• Directive:
Everything in the data should be repeated exactly, save for the images.

Data tied to figure images:
★ ★ ★ ★

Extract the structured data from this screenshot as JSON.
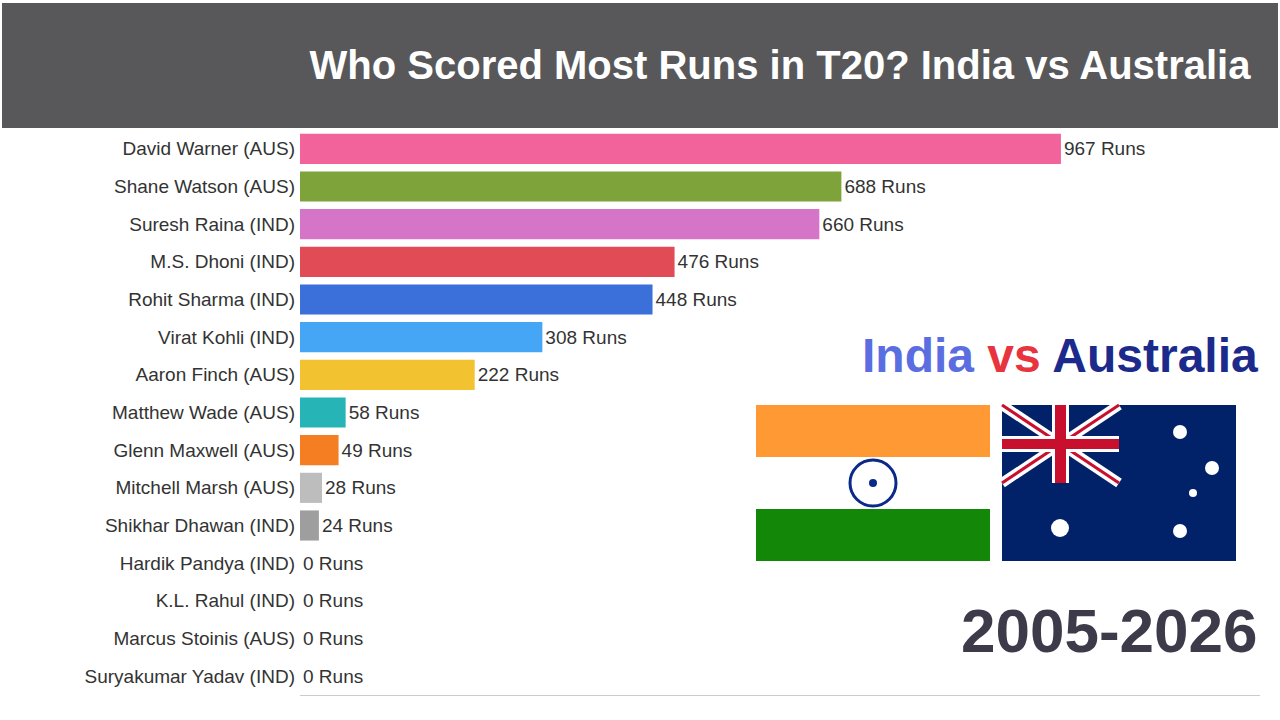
{
  "chart_data": {
    "type": "bar",
    "title": "Who Scored Most Runs in T20? India vs Australia",
    "orientation": "horizontal",
    "categories": [
      "David Warner (AUS)",
      "Shane Watson (AUS)",
      "Suresh Raina (IND)",
      "M.S. Dhoni (IND)",
      "Rohit Sharma (IND)",
      "Virat Kohli (IND)",
      "Aaron Finch (AUS)",
      "Matthew Wade (AUS)",
      "Glenn Maxwell (AUS)",
      "Mitchell Marsh (AUS)",
      "Shikhar Dhawan (IND)",
      "Hardik Pandya (IND)",
      "K.L. Rahul (IND)",
      "Marcus Stoinis (AUS)",
      "Suryakumar Yadav (IND)"
    ],
    "values": [
      967,
      688,
      660,
      476,
      448,
      308,
      222,
      58,
      49,
      28,
      24,
      0,
      0,
      0,
      0
    ],
    "value_labels": [
      "967 Runs",
      "688 Runs",
      "660 Runs",
      "476 Runs",
      "448 Runs",
      "308 Runs",
      "222 Runs",
      "58 Runs",
      "49 Runs",
      "28 Runs",
      "24 Runs",
      "0 Runs",
      "0 Runs",
      "0 Runs",
      "0 Runs"
    ],
    "colors": [
      "#f2639c",
      "#7ea33b",
      "#d575c8",
      "#e04b56",
      "#3b6fd9",
      "#44a6f5",
      "#f2c230",
      "#27b4b6",
      "#f57d22",
      "#bdbdbd",
      "#9e9e9e",
      "#9e9e9e",
      "#9e9e9e",
      "#9e9e9e",
      "#9e9e9e"
    ],
    "xlim": [
      0,
      1220
    ],
    "xticks": [],
    "tick_labels": "y",
    "data_labels": true,
    "grid": false,
    "annotations": [
      "India vs Australia",
      "2005-2026"
    ]
  }
}
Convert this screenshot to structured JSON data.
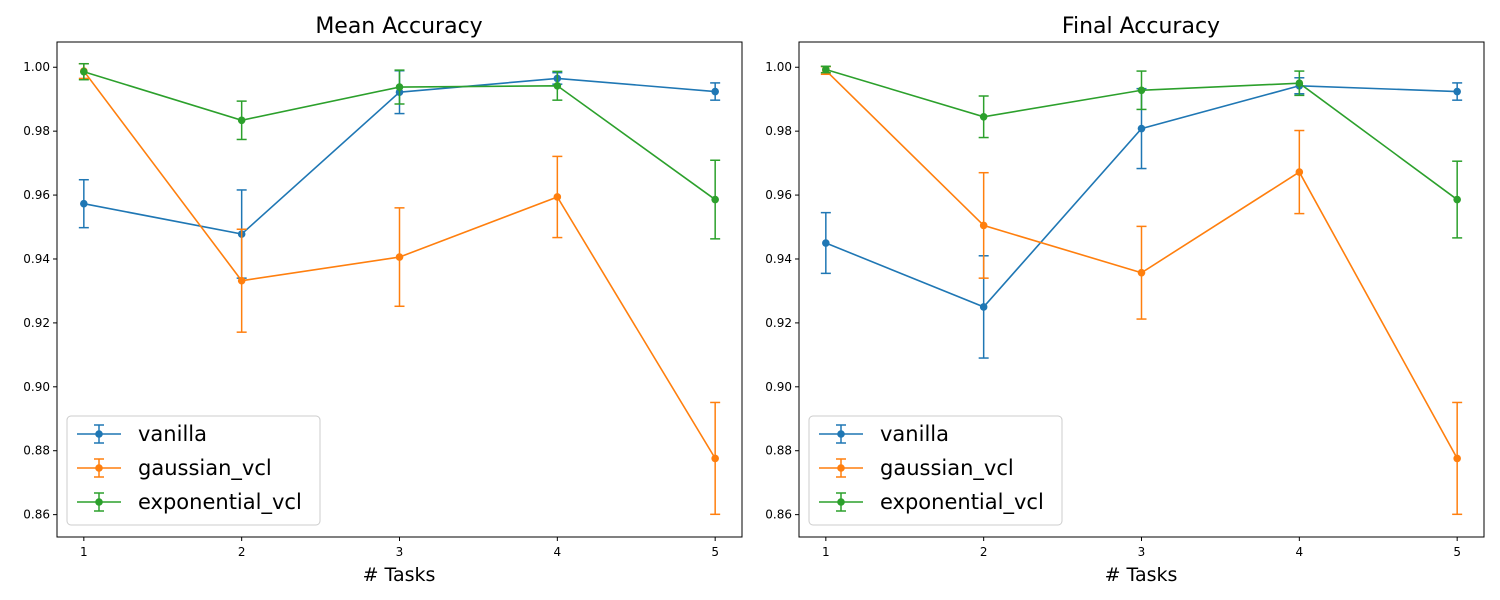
{
  "colors": {
    "vanilla": "#1f77b4",
    "gaussian_vcl": "#ff7f0e",
    "exponential_vcl": "#2ca02c"
  },
  "chart_data": [
    {
      "type": "line",
      "title": "Mean Accuracy",
      "xlabel": "# Tasks",
      "ylabel": "",
      "x": [
        1,
        2,
        3,
        4,
        5
      ],
      "xticks": [
        "1",
        "2",
        "3",
        "4",
        "5"
      ],
      "yticks": [
        "0.86",
        "0.88",
        "0.90",
        "0.92",
        "0.94",
        "0.96",
        "0.98",
        "1.00"
      ],
      "xlim": [
        0.83,
        5.17
      ],
      "ylim": [
        0.853,
        1.0079
      ],
      "legend_position": "lower-left",
      "series": [
        {
          "name": "vanilla",
          "values": [
            0.9573,
            0.9478,
            0.9922,
            0.9965,
            0.9924
          ],
          "errors": [
            0.0075,
            0.0138,
            0.0067,
            0.0018,
            0.0027
          ]
        },
        {
          "name": "gaussian_vcl",
          "values": [
            0.9988,
            0.9332,
            0.9406,
            0.9594,
            0.8776
          ],
          "errors": [
            0.0023,
            0.0161,
            0.0154,
            0.0127,
            0.0175
          ]
        },
        {
          "name": "exponential_vcl",
          "values": [
            0.9986,
            0.9834,
            0.9938,
            0.9942,
            0.9586
          ],
          "errors": [
            0.0025,
            0.006,
            0.0053,
            0.0045,
            0.0123
          ]
        }
      ]
    },
    {
      "type": "line",
      "title": "Final Accuracy",
      "xlabel": "# Tasks",
      "ylabel": "",
      "x": [
        1,
        2,
        3,
        4,
        5
      ],
      "xticks": [
        "1",
        "2",
        "3",
        "4",
        "5"
      ],
      "yticks": [
        "0.86",
        "0.88",
        "0.90",
        "0.92",
        "0.94",
        "0.96",
        "0.98",
        "1.00"
      ],
      "xlim": [
        0.83,
        5.17
      ],
      "ylim": [
        0.853,
        1.0079
      ],
      "legend_position": "lower-left",
      "series": [
        {
          "name": "vanilla",
          "values": [
            0.945,
            0.925,
            0.9808,
            0.9942,
            0.9924
          ],
          "errors": [
            0.0095,
            0.016,
            0.0125,
            0.0025,
            0.0027
          ]
        },
        {
          "name": "gaussian_vcl",
          "values": [
            0.999,
            0.9505,
            0.9357,
            0.9672,
            0.8776
          ],
          "errors": [
            0.0012,
            0.0165,
            0.0145,
            0.013,
            0.0175
          ]
        },
        {
          "name": "exponential_vcl",
          "values": [
            0.9993,
            0.9845,
            0.9928,
            0.995,
            0.9586
          ],
          "errors": [
            0.001,
            0.0065,
            0.006,
            0.0038,
            0.012
          ]
        }
      ]
    }
  ]
}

★ ★ ★ ★

• Result of the task:
Extract the structured data from this screenshot as JSON.
{
  "chart_data": {
    "type": "bar",
    "title": "Who Scored Most Runs in T20? India vs Australia",
    "orientation": "horizontal",
    "categories": [
      "David Warner (AUS)",
      "Shane Watson (AUS)",
      "Suresh Raina (IND)",
      "M.S. Dhoni (IND)",
      "Rohit Sharma (IND)",
      "Virat Kohli (IND)",
      "Aaron Finch (AUS)",
      "Matthew Wade (AUS)",
      "Glenn Maxwell (AUS)",
      "Mitchell Marsh (AUS)",
      "Shikhar Dhawan (IND)",
      "Hardik Pandya (IND)",
      "K.L. Rahul (IND)",
      "Marcus Stoinis (AUS)",
      "Suryakumar Yadav (IND)"
    ],
    "values": [
      967,
      688,
      660,
      476,
      448,
      308,
      222,
      58,
      49,
      28,
      24,
      0,
      0,
      0,
      0
    ],
    "value_labels": [
      "967 Runs",
      "688 Runs",
      "660 Runs",
      "476 Runs",
      "448 Runs",
      "308 Runs",
      "222 Runs",
      "58 Runs",
      "49 Runs",
      "28 Runs",
      "24 Runs",
      "0 Runs",
      "0 Runs",
      "0 Runs",
      "0 Runs"
    ],
    "colors": [
      "#f2639c",
      "#7ea33b",
      "#d575c8",
      "#e04b56",
      "#3b6fd9",
      "#44a6f5",
      "#f2c230",
      "#27b4b6",
      "#f57d22",
      "#bdbdbd",
      "#9e9e9e",
      "#9e9e9e",
      "#9e9e9e",
      "#9e9e9e",
      "#9e9e9e"
    ],
    "xlim": [
      0,
      1220
    ],
    "xticks": [],
    "tick_labels": "y",
    "data_labels": true,
    "grid": false,
    "annotations": [
      "India vs Australia",
      "2005-2026"
    ]
  }
}
Convert this screenshot to structured JSON data.
{
  "colors": {
    "vanilla": "#1f77b4",
    "gaussian_vcl": "#ff7f0e",
    "exponential_vcl": "#2ca02c"
  },
  "chart_data": [
    {
      "type": "line",
      "title": "Mean Accuracy",
      "xlabel": "# Tasks",
      "ylabel": "",
      "x": [
        1,
        2,
        3,
        4,
        5
      ],
      "xticks": [
        "1",
        "2",
        "3",
        "4",
        "5"
      ],
      "yticks": [
        "0.86",
        "0.88",
        "0.90",
        "0.92",
        "0.94",
        "0.96",
        "0.98",
        "1.00"
      ],
      "xlim": [
        0.83,
        5.17
      ],
      "ylim": [
        0.853,
        1.0079
      ],
      "legend_position": "lower-left",
      "series": [
        {
          "name": "vanilla",
          "values": [
            0.9573,
            0.9478,
            0.9922,
            0.9965,
            0.9924
          ],
          "errors": [
            0.0075,
            0.0138,
            0.0067,
            0.0018,
            0.0027
          ]
        },
        {
          "name": "gaussian_vcl",
          "values": [
            0.9988,
            0.9332,
            0.9406,
            0.9594,
            0.8776
          ],
          "errors": [
            0.0023,
            0.0161,
            0.0154,
            0.0127,
            0.0175
          ]
        },
        {
          "name": "exponential_vcl",
          "values": [
            0.9986,
            0.9834,
            0.9938,
            0.9942,
            0.9586
          ],
          "errors": [
            0.0025,
            0.006,
            0.0053,
            0.0045,
            0.0123
          ]
        }
      ]
    },
    {
      "type": "line",
      "title": "Final Accuracy",
      "xlabel": "# Tasks",
      "ylabel": "",
      "x": [
        1,
        2,
        3,
        4,
        5
      ],
      "xticks": [
        "1",
        "2",
        "3",
        "4",
        "5"
      ],
      "yticks": [
        "0.86",
        "0.88",
        "0.90",
        "0.92",
        "0.94",
        "0.96",
        "0.98",
        "1.00"
      ],
      "xlim": [
        0.83,
        5.17
      ],
      "ylim": [
        0.853,
        1.0079
      ],
      "legend_position": "lower-left",
      "series": [
        {
          "name": "vanilla",
          "values": [
            0.945,
            0.925,
            0.9808,
            0.9942,
            0.9924
          ],
          "errors": [
            0.0095,
            0.016,
            0.0125,
            0.0025,
            0.0027
          ]
        },
        {
          "name": "gaussian_vcl",
          "values": [
            0.999,
            0.9505,
            0.9357,
            0.9672,
            0.8776
          ],
          "errors": [
            0.0012,
            0.0165,
            0.0145,
            0.013,
            0.0175
          ]
        },
        {
          "name": "exponential_vcl",
          "values": [
            0.9993,
            0.9845,
            0.9928,
            0.995,
            0.9586
          ],
          "errors": [
            0.001,
            0.0065,
            0.006,
            0.0038,
            0.012
          ]
        }
      ]
    }
  ]
}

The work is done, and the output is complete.